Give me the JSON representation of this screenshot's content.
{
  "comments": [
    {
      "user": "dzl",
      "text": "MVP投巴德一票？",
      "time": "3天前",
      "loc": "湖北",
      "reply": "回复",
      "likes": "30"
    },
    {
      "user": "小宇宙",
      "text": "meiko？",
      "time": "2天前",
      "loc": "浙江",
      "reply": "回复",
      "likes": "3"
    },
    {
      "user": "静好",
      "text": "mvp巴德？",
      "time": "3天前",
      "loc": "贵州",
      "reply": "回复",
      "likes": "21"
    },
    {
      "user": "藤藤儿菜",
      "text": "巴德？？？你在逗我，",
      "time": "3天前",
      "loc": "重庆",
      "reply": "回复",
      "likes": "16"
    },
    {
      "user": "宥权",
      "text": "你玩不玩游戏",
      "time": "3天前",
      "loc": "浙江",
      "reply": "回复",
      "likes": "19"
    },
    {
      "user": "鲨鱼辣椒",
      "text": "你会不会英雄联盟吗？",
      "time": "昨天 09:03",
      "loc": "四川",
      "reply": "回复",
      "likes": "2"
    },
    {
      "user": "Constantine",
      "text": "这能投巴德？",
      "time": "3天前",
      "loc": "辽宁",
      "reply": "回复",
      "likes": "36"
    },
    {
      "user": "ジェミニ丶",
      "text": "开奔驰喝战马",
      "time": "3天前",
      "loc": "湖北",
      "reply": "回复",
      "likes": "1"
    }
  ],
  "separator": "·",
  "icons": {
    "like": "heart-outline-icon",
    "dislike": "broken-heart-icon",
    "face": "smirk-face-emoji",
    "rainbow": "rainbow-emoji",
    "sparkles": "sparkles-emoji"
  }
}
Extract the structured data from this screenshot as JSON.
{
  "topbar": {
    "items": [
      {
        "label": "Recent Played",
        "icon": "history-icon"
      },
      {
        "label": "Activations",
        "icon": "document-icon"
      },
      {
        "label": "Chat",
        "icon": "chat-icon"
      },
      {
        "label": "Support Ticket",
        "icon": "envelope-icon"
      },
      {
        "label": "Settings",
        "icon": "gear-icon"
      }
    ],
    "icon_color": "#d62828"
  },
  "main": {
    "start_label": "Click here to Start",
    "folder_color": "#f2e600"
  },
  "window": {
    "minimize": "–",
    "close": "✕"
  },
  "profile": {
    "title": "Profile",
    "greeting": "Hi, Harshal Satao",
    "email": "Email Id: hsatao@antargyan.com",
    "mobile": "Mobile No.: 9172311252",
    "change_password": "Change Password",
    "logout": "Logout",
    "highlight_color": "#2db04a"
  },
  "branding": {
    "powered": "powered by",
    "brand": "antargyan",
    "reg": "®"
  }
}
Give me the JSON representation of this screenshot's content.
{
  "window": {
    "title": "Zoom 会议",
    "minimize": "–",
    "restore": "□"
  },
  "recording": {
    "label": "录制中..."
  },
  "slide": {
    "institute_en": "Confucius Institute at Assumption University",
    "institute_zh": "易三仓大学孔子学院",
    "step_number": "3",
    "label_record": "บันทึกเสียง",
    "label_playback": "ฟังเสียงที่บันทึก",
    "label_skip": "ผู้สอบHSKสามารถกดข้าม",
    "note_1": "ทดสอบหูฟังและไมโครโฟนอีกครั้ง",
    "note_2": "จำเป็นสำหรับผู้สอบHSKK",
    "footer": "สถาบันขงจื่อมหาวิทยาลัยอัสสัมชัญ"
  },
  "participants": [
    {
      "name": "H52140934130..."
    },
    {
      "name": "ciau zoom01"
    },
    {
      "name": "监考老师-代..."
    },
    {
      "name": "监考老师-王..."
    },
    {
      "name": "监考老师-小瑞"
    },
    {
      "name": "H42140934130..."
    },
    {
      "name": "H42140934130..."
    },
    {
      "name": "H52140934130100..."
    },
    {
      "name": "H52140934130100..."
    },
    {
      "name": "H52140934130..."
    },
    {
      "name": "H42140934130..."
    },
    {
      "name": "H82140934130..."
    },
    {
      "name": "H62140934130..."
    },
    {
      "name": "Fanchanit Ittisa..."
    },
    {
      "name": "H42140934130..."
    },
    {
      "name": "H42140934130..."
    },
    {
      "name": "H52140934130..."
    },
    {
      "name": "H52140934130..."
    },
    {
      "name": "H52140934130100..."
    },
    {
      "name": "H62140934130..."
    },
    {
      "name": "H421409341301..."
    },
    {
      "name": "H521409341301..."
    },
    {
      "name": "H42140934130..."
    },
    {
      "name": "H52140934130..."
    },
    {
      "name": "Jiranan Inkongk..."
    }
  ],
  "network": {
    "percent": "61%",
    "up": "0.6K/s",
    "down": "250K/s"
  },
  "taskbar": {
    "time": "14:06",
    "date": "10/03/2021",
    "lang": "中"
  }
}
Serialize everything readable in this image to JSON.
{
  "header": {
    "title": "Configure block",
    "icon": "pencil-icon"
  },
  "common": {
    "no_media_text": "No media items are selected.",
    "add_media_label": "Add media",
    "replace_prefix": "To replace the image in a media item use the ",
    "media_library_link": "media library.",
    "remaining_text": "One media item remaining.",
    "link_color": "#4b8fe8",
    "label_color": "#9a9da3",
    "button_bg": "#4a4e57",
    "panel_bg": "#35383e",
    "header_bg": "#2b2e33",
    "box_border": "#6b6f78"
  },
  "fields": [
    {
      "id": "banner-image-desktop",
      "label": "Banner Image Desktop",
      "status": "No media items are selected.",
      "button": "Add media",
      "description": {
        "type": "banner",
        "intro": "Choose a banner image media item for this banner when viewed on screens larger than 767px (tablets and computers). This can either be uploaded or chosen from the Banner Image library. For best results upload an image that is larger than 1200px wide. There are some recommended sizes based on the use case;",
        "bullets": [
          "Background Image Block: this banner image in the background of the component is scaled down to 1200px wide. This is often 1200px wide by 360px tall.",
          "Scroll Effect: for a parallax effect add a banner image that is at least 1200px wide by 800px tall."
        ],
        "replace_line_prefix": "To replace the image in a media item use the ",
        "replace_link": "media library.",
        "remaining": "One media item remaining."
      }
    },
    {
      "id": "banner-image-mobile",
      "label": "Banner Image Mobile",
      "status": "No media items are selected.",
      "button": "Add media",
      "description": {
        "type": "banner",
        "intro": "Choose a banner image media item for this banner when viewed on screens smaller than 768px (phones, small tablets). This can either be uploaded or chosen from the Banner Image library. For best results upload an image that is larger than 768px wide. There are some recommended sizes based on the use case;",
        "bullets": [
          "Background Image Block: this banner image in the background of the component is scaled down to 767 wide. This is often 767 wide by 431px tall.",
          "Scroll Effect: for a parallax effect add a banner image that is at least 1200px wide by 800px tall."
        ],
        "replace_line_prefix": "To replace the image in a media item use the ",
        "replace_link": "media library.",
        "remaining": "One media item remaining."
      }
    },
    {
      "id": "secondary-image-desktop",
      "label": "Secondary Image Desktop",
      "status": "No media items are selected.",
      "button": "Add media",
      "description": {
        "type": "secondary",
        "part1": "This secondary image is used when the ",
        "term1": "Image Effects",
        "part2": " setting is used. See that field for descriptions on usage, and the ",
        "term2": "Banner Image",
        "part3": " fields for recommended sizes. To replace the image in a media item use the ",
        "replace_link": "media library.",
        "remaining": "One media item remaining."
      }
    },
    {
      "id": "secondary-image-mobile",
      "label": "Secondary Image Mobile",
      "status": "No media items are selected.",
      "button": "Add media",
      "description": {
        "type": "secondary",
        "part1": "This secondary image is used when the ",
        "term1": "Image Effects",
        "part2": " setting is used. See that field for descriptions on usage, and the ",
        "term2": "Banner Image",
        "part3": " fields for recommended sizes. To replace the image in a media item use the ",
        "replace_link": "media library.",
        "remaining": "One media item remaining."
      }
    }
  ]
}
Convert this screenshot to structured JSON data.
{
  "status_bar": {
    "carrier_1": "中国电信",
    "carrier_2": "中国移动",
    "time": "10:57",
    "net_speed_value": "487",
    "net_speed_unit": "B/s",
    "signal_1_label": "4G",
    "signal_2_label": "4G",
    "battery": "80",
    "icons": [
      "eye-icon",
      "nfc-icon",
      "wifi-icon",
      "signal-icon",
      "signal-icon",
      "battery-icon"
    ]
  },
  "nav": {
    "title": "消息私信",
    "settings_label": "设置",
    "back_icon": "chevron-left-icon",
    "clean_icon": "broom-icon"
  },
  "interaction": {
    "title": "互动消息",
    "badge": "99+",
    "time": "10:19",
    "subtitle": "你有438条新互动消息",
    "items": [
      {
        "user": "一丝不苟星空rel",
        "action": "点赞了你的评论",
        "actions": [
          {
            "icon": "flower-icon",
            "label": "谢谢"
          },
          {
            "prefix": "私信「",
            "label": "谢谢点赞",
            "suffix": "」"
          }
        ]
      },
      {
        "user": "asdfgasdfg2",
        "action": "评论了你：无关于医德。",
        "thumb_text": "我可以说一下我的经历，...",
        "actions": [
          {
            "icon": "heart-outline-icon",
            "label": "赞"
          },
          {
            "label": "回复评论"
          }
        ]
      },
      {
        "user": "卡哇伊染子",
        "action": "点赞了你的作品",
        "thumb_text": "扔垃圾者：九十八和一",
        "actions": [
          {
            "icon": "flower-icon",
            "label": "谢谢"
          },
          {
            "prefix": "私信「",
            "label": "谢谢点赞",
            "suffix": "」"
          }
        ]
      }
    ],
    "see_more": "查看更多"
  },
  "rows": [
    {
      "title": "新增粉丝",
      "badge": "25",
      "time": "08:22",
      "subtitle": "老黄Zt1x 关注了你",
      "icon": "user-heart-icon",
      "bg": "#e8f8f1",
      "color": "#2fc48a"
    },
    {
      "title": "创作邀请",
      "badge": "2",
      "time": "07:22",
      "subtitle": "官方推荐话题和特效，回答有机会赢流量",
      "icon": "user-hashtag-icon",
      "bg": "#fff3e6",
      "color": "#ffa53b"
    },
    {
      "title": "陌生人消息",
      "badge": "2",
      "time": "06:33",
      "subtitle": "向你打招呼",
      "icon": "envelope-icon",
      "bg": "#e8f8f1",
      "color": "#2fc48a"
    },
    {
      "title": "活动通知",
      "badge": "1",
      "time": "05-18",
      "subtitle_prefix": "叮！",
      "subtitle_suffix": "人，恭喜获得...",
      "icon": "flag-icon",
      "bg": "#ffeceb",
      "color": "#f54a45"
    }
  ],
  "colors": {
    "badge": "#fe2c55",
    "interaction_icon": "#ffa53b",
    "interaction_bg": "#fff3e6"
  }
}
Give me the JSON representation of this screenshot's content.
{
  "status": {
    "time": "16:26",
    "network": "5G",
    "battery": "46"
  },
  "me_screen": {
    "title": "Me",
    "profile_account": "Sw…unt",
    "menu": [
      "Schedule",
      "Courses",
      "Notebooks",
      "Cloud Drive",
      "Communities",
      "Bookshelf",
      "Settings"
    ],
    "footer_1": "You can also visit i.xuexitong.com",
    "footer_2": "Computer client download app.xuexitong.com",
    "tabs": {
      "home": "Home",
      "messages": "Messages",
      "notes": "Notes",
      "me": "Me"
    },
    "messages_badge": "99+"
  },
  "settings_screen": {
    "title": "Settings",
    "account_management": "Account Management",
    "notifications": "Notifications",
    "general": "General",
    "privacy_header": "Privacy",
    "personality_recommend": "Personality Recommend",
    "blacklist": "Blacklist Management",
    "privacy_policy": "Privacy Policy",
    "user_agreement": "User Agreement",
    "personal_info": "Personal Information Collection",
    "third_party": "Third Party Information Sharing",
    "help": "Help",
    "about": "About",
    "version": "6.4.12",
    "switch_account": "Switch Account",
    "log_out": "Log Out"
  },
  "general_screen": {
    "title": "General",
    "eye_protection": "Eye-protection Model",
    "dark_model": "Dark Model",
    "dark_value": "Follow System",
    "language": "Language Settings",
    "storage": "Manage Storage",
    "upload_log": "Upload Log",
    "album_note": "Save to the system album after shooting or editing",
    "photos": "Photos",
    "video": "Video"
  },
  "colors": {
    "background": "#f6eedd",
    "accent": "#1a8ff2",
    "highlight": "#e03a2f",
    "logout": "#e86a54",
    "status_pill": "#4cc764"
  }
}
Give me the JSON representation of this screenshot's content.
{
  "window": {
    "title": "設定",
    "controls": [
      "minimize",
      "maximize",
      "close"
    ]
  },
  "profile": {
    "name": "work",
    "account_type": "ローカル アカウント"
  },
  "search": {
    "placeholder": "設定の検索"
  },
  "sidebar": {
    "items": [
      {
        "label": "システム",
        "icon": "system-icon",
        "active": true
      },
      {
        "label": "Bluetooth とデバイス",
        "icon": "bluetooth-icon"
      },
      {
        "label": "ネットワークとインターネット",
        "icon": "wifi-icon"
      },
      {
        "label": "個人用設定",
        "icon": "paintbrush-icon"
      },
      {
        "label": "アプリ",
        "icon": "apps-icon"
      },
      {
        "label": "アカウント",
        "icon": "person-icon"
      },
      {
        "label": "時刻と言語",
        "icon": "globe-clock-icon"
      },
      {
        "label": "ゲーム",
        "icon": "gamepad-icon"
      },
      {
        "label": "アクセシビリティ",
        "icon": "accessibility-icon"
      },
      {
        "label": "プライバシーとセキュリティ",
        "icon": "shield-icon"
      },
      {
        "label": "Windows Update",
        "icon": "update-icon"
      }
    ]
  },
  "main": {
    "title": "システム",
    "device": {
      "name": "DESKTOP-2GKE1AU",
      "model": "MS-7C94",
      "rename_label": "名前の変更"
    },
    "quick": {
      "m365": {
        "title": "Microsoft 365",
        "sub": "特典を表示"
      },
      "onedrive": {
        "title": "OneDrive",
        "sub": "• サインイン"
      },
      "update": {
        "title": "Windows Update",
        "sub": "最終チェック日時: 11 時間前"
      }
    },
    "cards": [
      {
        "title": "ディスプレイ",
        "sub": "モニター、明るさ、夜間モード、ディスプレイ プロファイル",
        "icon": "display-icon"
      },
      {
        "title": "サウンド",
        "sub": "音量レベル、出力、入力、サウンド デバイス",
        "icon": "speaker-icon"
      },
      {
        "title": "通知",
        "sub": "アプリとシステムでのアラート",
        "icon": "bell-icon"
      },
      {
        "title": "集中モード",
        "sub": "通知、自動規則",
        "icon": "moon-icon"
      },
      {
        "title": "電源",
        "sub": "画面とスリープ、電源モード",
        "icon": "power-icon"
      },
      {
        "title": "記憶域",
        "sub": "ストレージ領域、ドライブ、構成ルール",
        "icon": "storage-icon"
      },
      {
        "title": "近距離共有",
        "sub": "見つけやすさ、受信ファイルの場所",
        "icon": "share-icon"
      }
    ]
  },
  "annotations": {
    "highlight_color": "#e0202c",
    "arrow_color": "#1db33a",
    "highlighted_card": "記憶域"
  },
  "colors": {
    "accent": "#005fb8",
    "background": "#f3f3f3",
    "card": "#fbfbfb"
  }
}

Objective: Within the entries above, report how many lines include "heart", and keep the answer to the number.

Response to this exercise: 4